▶ **THE PROBLEM**:
Every record below should be transcribed exactly. Omit the images.

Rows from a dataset
START

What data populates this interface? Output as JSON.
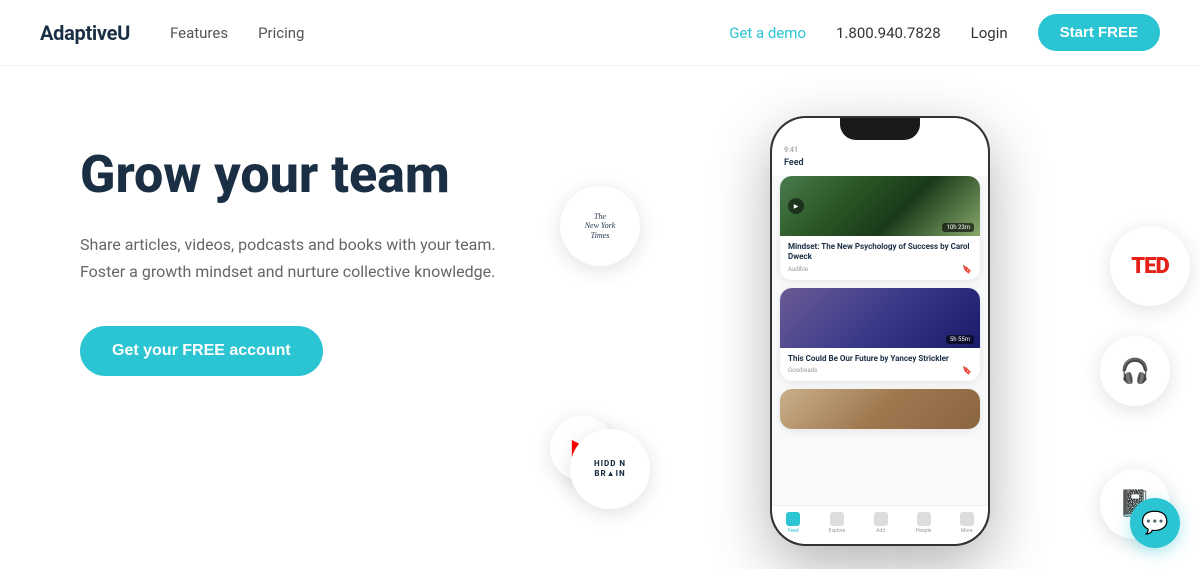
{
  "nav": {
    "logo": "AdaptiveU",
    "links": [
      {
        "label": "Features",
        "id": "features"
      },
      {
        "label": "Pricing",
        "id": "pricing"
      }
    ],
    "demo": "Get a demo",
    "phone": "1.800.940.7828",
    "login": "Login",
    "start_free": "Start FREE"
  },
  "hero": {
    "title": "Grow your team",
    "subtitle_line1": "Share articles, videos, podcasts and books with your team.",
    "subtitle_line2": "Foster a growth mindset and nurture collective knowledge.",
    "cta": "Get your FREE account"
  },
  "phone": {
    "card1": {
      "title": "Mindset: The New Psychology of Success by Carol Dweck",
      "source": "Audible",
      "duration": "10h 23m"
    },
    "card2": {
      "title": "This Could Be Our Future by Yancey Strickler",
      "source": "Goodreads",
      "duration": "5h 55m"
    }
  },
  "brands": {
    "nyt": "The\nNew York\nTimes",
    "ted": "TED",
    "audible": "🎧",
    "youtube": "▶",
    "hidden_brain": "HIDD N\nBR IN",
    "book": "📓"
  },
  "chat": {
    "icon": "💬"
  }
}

END

▶ **THE RESPONSE**:
What data populates this interface? Output as JSON.
{
  "nav": {
    "logo": "AdaptiveU",
    "links": [
      {
        "label": "Features",
        "id": "features"
      },
      {
        "label": "Pricing",
        "id": "pricing"
      }
    ],
    "demo": "Get a demo",
    "phone": "1.800.940.7828",
    "login": "Login",
    "start_free": "Start FREE"
  },
  "hero": {
    "title": "Grow your team",
    "subtitle_line1": "Share articles, videos, podcasts and books with your team.",
    "subtitle_line2": "Foster a growth mindset and nurture collective knowledge.",
    "cta": "Get your FREE account"
  },
  "phone": {
    "card1": {
      "title": "Mindset: The New Psychology of Success by Carol Dweck",
      "source": "Audible",
      "duration": "10h 23m"
    },
    "card2": {
      "title": "This Could Be Our Future by Yancey Strickler",
      "source": "Goodreads",
      "duration": "5h 55m"
    }
  },
  "brands": {
    "nyt": "The\nNew York\nTimes",
    "ted": "TED",
    "audible": "🎧",
    "youtube": "▶",
    "hidden_brain": "HIDD N\nBR IN",
    "book": "📓"
  },
  "chat": {
    "icon": "💬"
  }
}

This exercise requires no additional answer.